◆ DATASET CONTENT:
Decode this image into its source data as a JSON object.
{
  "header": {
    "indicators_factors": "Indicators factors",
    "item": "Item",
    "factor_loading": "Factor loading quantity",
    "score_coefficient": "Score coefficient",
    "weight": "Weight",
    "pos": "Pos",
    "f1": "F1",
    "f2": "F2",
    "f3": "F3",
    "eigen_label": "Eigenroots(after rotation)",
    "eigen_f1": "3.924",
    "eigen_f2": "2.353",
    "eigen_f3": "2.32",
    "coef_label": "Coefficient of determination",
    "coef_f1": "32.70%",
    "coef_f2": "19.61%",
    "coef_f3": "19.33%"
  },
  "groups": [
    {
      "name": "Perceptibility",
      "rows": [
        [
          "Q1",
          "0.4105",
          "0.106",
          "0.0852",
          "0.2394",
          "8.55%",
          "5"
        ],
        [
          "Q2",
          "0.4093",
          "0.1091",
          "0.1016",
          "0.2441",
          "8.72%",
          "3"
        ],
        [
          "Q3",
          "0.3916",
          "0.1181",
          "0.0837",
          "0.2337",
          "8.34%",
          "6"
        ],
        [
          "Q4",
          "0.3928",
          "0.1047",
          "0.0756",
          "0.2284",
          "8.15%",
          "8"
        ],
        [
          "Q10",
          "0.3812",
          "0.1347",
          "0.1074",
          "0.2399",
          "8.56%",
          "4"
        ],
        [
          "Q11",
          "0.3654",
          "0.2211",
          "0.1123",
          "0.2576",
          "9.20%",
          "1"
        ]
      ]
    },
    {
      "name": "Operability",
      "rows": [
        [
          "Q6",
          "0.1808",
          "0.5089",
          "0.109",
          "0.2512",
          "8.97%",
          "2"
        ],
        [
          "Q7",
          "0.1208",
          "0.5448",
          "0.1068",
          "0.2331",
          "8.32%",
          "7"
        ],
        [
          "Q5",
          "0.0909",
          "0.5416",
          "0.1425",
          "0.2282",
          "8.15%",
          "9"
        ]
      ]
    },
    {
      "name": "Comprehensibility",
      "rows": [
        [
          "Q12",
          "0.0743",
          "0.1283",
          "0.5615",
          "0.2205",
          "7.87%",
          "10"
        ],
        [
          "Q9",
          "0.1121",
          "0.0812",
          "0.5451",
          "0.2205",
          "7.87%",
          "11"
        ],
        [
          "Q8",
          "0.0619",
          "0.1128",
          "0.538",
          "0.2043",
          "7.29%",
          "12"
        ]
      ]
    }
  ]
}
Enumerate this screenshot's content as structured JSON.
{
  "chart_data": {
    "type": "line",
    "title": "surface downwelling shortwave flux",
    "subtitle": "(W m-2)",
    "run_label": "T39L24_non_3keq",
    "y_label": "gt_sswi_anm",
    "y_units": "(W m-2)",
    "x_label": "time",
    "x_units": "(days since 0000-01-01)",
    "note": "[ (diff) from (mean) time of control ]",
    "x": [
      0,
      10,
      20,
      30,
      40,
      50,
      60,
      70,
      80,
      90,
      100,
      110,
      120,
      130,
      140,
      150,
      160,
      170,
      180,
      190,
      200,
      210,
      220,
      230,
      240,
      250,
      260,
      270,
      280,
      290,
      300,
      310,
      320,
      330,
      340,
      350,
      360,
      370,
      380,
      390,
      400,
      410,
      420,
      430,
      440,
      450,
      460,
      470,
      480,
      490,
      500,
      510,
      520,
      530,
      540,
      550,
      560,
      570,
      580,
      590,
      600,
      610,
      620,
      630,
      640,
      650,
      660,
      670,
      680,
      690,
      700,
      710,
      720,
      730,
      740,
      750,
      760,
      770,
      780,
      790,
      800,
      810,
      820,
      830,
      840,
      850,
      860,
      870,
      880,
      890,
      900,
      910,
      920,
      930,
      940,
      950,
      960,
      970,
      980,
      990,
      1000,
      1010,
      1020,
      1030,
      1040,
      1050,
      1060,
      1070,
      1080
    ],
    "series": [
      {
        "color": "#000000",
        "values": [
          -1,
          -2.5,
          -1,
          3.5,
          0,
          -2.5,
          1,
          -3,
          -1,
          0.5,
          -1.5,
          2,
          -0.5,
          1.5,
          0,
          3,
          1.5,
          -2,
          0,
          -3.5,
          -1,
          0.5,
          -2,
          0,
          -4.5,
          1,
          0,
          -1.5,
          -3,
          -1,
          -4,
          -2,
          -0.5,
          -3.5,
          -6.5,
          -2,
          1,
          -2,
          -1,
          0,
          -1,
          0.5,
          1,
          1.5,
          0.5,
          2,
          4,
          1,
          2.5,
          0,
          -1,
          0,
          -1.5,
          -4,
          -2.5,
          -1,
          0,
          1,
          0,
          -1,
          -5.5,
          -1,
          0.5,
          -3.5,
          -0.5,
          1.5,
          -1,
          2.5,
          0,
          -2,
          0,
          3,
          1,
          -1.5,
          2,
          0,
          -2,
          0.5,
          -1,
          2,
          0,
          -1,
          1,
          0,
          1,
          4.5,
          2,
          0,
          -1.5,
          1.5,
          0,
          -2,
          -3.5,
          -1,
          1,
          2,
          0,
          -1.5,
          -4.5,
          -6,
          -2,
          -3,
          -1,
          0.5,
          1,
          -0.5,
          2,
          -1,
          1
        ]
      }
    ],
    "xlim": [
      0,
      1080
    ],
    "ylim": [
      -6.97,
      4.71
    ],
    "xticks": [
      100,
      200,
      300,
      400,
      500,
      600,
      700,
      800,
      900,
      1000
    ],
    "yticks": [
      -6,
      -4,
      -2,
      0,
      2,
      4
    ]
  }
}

◆ WHAT IS NEEDED:
Report only how many lines in the listing contain the string "time".

◆ RESULT OF THE EXERCISE:
2